→ **About this task**
List every line in this data where the string "bloss" occurs.

[Stored items from a collection]
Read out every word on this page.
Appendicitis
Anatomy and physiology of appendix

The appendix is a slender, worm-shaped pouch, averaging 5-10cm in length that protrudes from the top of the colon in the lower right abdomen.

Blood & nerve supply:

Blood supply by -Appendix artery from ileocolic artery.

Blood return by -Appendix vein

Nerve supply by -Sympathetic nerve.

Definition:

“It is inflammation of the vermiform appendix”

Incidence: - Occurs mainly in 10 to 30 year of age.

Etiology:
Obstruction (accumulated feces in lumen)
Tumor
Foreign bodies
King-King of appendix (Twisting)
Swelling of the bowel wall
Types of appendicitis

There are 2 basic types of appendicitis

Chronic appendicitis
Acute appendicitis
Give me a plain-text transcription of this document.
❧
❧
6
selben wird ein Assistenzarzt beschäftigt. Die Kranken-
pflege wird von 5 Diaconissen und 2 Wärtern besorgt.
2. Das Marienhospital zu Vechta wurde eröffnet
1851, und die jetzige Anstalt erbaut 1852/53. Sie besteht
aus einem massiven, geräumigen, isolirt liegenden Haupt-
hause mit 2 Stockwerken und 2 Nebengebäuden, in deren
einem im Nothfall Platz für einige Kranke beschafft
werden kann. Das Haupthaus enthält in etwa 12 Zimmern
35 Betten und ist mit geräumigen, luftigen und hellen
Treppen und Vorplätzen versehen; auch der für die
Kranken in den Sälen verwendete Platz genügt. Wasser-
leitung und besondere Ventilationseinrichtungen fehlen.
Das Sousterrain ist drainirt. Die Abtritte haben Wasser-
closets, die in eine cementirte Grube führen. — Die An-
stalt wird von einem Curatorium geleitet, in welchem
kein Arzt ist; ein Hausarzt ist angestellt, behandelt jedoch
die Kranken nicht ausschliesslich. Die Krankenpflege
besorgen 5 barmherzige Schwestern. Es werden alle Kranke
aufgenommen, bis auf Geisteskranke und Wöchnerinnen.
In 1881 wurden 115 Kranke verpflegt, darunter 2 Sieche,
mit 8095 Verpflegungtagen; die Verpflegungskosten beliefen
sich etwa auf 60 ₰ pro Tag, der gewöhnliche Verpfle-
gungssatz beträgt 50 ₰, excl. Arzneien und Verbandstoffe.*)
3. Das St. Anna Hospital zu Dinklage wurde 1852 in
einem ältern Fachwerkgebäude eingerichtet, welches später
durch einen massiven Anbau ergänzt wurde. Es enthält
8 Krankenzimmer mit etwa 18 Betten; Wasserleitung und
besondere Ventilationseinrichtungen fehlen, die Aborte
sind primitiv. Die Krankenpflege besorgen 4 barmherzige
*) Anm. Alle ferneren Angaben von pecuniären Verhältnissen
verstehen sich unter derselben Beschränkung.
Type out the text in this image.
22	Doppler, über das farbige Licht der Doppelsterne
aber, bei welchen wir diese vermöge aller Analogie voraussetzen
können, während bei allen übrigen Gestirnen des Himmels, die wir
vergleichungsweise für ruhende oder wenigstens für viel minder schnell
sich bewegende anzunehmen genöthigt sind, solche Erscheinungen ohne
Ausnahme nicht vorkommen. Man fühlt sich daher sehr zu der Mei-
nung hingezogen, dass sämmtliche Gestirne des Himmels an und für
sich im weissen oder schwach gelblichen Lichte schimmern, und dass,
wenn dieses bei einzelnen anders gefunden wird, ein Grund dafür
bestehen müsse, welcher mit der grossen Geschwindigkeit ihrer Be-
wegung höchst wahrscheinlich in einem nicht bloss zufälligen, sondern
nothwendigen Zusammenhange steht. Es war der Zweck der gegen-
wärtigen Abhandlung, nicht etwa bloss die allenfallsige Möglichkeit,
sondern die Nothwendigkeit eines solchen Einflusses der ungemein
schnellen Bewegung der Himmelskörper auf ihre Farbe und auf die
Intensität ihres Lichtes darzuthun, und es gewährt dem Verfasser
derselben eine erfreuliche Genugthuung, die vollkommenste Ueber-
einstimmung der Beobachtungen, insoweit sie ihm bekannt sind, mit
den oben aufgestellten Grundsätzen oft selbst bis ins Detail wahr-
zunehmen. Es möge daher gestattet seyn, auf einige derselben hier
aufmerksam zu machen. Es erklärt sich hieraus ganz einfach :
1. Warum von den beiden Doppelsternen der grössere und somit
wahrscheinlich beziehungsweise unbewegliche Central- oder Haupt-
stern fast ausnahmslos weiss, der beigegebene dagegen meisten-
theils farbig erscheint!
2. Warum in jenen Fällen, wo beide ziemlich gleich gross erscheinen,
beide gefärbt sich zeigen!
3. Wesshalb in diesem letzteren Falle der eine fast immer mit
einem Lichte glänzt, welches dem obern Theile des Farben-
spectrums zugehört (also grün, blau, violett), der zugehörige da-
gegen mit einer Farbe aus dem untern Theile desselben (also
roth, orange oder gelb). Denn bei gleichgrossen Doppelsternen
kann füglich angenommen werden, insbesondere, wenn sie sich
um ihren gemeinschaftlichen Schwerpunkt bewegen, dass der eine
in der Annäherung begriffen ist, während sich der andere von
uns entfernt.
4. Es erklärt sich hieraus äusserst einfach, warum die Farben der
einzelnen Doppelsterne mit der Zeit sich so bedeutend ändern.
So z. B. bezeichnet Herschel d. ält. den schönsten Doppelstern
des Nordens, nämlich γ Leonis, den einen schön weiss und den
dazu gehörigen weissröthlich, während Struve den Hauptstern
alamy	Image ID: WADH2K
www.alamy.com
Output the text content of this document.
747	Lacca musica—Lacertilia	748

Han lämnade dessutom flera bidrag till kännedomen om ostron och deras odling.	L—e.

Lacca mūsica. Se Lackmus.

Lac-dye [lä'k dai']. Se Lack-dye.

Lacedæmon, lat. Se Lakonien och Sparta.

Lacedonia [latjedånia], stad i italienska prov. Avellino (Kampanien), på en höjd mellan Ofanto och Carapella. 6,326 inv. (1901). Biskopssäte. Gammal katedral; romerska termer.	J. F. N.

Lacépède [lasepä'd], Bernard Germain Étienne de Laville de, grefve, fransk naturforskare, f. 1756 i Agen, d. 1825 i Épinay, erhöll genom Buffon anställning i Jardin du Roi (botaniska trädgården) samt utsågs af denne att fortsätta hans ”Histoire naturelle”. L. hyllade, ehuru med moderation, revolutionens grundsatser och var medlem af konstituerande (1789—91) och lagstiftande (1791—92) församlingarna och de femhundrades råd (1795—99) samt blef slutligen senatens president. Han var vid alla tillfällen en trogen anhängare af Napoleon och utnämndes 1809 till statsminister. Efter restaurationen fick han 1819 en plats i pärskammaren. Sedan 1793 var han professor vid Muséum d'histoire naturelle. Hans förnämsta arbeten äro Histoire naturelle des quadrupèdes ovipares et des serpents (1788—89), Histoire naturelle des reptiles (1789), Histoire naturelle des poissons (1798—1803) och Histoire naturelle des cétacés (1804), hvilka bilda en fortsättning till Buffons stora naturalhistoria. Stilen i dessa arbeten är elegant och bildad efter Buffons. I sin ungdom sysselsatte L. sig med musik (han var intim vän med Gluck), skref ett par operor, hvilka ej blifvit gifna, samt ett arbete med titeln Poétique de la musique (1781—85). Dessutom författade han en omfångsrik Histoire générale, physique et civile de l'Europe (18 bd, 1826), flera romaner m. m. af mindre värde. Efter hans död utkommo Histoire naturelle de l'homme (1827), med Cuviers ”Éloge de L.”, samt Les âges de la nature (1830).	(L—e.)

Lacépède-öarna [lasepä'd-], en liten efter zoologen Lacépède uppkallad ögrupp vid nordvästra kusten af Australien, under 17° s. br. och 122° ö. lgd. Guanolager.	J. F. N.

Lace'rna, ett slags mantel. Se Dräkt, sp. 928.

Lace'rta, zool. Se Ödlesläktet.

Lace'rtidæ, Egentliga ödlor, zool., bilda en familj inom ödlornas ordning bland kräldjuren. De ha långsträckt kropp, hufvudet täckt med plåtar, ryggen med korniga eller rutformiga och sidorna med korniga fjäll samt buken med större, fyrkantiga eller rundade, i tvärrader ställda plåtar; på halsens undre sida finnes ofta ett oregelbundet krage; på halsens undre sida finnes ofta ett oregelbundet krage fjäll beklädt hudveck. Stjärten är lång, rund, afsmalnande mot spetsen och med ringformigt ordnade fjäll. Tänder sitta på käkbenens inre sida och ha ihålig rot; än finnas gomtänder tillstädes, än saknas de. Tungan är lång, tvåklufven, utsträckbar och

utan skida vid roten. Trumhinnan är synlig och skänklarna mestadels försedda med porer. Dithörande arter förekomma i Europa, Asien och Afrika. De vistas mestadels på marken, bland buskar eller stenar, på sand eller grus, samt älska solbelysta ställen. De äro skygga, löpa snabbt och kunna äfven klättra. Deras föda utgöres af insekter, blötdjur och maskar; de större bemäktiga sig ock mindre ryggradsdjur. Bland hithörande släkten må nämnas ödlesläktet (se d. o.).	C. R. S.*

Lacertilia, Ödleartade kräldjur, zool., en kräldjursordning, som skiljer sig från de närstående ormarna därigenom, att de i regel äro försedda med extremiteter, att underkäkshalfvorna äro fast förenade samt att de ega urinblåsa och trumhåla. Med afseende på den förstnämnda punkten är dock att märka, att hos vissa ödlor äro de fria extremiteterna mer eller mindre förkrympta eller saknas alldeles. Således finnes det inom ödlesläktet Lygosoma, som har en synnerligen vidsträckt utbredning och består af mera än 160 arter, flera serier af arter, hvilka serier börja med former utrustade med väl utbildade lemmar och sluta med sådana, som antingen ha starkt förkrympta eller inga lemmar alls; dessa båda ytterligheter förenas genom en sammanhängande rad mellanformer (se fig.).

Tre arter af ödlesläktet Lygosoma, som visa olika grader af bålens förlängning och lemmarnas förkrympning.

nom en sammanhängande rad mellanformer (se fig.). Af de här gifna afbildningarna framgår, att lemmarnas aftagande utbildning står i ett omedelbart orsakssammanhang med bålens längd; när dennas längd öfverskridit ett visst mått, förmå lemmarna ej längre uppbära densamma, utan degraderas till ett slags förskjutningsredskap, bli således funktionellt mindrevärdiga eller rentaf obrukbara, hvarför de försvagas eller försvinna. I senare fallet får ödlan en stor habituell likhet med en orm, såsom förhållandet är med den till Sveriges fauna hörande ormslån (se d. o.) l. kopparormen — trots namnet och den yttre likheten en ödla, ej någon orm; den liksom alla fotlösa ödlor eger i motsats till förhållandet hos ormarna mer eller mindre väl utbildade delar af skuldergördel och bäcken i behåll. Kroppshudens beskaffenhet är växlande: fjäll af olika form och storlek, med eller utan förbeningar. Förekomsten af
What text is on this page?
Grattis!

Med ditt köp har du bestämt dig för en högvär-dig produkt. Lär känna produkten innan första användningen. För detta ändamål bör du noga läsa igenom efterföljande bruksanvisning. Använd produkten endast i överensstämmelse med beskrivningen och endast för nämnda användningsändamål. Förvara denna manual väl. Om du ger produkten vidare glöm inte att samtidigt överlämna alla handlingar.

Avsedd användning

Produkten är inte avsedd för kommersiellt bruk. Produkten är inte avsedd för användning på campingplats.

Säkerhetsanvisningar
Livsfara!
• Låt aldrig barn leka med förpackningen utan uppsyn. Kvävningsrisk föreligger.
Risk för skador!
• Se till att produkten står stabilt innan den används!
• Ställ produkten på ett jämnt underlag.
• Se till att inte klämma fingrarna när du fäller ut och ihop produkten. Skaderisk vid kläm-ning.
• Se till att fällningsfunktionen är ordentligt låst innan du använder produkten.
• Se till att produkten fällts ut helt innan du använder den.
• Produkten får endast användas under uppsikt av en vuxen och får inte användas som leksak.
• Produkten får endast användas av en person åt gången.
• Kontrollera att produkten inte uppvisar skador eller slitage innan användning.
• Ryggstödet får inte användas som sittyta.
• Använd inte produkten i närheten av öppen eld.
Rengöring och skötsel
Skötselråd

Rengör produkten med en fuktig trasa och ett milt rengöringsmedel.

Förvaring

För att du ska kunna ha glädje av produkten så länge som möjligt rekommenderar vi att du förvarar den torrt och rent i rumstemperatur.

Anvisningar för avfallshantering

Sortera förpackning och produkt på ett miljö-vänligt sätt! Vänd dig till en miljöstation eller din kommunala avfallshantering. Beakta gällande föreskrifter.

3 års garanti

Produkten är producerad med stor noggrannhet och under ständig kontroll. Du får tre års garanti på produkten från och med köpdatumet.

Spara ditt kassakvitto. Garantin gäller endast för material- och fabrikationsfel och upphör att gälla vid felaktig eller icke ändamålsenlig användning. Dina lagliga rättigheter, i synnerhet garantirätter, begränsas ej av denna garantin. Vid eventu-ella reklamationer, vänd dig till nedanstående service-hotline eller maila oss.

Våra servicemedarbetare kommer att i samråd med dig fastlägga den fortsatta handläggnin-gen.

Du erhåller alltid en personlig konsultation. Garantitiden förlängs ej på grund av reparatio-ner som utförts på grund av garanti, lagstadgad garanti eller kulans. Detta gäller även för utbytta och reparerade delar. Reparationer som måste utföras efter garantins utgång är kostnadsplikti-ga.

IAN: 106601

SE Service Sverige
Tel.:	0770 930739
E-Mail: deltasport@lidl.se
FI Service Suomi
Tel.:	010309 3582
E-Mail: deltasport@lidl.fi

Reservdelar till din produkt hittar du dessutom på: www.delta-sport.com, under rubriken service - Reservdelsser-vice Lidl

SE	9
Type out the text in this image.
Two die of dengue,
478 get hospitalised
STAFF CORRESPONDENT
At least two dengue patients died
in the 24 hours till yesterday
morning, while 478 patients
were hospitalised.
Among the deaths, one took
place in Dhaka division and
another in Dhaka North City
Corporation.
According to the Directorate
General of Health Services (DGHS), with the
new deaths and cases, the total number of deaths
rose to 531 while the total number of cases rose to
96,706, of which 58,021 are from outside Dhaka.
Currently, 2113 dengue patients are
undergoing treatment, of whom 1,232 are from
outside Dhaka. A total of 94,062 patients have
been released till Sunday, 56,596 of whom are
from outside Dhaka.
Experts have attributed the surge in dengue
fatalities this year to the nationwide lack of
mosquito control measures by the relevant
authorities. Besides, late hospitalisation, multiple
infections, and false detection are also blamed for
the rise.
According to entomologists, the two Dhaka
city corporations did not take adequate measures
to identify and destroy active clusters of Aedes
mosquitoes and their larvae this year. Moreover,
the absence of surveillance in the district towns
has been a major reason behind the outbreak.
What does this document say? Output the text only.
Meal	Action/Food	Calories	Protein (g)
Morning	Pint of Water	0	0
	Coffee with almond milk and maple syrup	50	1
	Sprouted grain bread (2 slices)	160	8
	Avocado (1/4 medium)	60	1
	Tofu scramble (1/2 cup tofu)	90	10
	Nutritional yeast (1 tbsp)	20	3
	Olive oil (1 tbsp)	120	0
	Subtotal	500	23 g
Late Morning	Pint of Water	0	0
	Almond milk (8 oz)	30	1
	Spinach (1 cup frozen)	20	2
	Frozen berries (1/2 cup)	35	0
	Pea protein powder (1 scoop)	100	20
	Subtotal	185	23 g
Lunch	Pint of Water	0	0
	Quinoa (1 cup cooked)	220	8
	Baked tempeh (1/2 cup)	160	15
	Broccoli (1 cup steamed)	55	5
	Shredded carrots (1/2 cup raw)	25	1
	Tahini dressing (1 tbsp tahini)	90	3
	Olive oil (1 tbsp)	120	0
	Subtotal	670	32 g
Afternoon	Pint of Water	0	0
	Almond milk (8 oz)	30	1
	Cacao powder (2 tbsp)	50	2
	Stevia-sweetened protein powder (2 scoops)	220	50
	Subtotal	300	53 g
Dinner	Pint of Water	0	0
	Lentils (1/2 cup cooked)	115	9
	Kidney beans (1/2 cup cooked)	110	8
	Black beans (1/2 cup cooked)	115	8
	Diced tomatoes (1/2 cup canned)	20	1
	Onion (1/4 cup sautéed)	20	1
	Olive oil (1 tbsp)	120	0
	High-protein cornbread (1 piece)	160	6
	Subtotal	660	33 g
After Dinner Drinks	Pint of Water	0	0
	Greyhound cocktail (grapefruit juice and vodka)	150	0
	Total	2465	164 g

→ **Your solution**
wegung höchst wahrscheinlich in einem nicht bloss zufälligen, sondern
wärtigen Abhandlung, nicht etwa bloss die allenfallsige Möglichkeit,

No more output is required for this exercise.